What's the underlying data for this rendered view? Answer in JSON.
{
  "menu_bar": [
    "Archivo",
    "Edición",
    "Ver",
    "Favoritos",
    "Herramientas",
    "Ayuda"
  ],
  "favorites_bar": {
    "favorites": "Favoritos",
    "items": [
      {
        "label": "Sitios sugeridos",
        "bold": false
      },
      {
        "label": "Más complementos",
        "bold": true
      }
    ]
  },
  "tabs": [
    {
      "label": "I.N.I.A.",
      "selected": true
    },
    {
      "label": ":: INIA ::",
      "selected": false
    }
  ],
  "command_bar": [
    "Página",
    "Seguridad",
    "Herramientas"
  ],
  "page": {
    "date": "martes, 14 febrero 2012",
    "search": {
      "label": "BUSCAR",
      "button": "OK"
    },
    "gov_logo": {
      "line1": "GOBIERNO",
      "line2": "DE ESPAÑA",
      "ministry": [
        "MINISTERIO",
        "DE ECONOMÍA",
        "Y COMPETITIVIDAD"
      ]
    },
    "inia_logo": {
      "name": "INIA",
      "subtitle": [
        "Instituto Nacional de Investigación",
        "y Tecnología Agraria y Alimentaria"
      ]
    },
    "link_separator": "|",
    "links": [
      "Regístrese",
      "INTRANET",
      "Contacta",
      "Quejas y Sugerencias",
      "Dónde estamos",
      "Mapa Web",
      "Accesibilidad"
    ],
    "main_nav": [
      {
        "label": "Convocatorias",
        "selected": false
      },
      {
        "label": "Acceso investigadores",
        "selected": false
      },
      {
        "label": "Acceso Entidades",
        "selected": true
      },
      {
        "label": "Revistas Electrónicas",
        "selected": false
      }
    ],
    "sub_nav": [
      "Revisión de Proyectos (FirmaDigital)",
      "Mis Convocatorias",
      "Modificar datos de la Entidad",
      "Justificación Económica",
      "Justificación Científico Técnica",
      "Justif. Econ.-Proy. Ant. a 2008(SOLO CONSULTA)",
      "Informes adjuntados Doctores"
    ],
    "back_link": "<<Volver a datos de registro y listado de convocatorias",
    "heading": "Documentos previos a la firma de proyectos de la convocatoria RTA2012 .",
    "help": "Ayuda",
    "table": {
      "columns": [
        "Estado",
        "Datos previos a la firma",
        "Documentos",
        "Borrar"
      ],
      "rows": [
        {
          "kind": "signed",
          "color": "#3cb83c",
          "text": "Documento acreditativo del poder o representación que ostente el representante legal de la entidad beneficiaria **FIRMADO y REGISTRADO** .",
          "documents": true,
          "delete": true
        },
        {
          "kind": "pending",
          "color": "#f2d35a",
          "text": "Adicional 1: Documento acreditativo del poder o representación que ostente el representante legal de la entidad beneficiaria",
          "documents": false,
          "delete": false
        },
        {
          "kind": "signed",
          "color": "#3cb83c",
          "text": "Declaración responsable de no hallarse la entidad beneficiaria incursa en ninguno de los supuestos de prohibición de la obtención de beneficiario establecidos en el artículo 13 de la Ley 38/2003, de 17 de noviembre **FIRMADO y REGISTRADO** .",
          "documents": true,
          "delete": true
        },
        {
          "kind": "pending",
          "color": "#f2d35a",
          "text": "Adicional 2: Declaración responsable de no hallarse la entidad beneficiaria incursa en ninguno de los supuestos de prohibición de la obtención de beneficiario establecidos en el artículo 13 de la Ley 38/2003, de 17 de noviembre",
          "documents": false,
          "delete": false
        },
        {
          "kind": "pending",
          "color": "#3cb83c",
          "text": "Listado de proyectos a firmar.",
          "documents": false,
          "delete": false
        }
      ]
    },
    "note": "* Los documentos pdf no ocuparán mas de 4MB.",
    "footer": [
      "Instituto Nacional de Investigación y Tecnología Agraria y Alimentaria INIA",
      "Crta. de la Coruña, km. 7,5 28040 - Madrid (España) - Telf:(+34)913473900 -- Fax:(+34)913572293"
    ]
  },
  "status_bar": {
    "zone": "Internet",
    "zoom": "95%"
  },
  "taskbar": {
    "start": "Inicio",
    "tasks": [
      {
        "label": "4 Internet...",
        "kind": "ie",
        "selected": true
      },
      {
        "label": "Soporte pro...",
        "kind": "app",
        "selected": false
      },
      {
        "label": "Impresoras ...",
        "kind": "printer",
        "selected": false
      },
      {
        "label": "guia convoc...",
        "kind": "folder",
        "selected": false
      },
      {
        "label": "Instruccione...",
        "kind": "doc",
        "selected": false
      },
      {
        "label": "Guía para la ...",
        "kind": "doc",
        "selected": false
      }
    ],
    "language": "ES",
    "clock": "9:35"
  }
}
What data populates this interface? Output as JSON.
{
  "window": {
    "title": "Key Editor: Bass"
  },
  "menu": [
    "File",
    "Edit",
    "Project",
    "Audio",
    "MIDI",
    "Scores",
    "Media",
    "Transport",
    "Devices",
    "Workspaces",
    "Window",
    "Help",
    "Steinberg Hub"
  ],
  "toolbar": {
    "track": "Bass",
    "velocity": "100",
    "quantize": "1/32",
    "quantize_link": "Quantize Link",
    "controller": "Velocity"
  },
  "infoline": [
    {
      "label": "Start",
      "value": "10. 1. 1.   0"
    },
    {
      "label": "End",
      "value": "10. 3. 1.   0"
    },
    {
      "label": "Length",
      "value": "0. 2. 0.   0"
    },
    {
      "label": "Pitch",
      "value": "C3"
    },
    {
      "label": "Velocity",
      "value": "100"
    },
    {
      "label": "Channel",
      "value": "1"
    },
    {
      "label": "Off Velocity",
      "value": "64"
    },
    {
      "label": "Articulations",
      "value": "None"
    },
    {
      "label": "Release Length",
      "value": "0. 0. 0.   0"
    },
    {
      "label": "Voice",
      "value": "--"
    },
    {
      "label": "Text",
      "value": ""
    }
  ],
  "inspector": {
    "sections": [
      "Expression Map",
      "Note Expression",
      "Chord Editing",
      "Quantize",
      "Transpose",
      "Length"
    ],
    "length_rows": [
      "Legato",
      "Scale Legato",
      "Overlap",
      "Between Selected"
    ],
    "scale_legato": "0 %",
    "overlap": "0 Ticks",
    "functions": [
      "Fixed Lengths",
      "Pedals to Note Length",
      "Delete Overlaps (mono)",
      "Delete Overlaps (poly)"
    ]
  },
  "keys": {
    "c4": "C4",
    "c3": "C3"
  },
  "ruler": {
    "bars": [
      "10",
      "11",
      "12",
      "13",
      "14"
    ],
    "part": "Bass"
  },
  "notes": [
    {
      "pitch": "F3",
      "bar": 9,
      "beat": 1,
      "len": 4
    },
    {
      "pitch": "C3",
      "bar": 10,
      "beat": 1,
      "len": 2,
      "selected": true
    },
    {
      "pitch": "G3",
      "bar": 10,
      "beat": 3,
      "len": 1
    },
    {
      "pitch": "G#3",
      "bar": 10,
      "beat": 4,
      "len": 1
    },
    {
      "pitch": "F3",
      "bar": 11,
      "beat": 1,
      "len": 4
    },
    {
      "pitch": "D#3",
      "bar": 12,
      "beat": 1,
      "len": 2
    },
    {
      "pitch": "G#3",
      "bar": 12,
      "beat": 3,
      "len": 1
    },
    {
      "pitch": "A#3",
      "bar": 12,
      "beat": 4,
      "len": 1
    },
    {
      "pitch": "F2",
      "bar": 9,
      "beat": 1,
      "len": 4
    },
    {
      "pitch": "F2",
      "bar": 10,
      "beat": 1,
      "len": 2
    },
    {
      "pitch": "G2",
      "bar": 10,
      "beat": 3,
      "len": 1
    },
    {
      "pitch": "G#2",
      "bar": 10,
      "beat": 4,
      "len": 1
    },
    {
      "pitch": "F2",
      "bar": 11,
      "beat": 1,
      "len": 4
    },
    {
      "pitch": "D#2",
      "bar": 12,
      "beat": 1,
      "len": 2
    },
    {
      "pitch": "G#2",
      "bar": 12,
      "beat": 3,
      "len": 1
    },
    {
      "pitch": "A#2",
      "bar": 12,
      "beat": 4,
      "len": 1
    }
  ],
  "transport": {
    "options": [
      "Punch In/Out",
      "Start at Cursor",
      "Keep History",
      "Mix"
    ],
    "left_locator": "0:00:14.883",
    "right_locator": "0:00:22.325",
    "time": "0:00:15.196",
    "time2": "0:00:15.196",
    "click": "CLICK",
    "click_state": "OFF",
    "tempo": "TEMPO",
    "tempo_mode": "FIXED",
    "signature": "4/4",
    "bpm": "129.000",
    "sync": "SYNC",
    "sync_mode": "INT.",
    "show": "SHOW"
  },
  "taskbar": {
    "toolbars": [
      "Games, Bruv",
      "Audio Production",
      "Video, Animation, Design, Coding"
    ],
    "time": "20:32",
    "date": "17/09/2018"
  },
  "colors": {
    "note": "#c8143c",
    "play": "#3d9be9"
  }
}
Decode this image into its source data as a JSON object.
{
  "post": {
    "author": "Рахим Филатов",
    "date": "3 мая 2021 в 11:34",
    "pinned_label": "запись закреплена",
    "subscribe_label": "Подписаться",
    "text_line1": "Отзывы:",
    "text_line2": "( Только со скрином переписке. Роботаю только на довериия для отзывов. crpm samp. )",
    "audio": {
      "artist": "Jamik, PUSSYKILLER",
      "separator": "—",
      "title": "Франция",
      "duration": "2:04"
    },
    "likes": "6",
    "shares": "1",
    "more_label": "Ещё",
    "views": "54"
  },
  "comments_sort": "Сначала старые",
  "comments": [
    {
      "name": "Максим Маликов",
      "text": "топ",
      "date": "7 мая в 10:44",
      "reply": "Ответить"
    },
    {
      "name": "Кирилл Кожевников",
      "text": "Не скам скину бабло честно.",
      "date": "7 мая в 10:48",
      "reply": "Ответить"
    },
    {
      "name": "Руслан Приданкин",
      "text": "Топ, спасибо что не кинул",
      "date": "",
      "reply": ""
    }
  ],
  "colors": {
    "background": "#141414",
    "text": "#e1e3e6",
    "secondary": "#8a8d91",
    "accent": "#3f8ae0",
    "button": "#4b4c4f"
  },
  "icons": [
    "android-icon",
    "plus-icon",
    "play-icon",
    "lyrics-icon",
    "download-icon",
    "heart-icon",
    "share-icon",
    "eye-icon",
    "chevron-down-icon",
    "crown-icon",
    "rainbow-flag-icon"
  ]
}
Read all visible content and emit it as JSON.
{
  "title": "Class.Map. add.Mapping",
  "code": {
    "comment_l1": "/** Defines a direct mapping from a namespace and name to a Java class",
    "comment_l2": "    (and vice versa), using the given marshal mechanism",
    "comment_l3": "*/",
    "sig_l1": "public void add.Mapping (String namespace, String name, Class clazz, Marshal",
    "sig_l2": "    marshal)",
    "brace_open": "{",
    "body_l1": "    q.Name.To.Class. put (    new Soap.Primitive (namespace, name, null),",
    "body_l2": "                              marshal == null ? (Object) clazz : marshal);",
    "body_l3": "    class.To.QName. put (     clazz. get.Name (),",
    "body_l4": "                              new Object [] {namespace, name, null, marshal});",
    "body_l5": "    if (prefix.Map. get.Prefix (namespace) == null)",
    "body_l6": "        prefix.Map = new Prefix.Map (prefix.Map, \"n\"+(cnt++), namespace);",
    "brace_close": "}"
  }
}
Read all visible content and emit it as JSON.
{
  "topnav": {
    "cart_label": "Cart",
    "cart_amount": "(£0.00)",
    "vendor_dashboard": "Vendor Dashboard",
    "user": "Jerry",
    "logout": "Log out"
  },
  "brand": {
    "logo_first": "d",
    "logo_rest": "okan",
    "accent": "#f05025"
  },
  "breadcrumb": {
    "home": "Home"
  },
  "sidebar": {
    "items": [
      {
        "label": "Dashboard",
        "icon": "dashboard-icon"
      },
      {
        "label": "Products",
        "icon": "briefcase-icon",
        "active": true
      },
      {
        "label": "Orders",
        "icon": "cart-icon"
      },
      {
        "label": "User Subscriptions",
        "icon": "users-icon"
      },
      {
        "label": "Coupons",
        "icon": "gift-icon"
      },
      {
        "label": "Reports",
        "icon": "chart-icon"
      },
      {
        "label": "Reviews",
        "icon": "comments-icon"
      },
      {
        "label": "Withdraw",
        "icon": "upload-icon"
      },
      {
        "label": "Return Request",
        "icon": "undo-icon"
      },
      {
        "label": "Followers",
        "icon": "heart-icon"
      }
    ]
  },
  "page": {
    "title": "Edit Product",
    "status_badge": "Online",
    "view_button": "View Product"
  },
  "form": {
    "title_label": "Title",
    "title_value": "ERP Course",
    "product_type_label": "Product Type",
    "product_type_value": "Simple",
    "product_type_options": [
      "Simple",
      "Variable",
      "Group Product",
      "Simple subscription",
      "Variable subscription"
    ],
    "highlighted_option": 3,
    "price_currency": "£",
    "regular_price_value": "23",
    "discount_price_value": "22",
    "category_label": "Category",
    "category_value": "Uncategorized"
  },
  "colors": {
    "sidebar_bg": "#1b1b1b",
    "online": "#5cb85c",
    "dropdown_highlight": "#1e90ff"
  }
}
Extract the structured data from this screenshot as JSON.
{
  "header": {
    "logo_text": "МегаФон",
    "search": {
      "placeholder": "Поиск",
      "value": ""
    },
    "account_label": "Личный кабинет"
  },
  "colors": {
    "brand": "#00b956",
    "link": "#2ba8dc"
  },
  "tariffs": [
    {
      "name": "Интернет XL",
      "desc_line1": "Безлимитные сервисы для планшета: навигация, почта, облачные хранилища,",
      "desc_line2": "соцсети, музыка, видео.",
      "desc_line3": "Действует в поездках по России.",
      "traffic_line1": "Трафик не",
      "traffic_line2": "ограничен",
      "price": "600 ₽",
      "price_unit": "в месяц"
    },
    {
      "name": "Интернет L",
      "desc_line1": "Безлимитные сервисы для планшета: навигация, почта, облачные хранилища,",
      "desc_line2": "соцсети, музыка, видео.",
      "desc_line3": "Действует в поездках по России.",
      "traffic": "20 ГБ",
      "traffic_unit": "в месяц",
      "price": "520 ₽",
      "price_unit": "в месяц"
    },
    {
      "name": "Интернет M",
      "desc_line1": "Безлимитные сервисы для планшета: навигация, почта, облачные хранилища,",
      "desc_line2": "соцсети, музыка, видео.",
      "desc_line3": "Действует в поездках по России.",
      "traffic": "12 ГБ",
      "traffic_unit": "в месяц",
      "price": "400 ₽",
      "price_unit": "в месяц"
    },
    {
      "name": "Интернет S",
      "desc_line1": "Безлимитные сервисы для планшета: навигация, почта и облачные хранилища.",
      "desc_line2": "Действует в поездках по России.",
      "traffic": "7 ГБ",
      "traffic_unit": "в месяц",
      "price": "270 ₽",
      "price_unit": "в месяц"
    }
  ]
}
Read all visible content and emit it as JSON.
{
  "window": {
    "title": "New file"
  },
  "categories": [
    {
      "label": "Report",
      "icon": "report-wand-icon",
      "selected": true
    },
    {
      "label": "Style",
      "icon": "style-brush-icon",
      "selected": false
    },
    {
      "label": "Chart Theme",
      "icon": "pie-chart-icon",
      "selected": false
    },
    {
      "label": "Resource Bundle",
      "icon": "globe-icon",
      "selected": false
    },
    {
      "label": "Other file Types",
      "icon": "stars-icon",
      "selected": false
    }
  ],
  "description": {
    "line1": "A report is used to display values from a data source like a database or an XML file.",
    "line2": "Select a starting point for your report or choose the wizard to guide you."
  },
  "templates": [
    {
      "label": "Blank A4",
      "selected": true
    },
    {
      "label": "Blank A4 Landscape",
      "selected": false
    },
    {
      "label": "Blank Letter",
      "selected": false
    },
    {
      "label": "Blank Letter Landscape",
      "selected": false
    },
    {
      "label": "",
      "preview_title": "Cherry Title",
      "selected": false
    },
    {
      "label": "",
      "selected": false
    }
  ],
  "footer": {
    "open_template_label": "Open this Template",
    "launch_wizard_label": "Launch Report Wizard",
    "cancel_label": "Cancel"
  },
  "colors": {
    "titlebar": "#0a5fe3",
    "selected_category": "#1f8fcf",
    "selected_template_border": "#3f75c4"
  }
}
________
Problem requirements:
Using the records above, copy every line that has the word "Letter" in it.

Complete response:
      "label": "Blank Letter",
      "label": "Blank Letter Landscape",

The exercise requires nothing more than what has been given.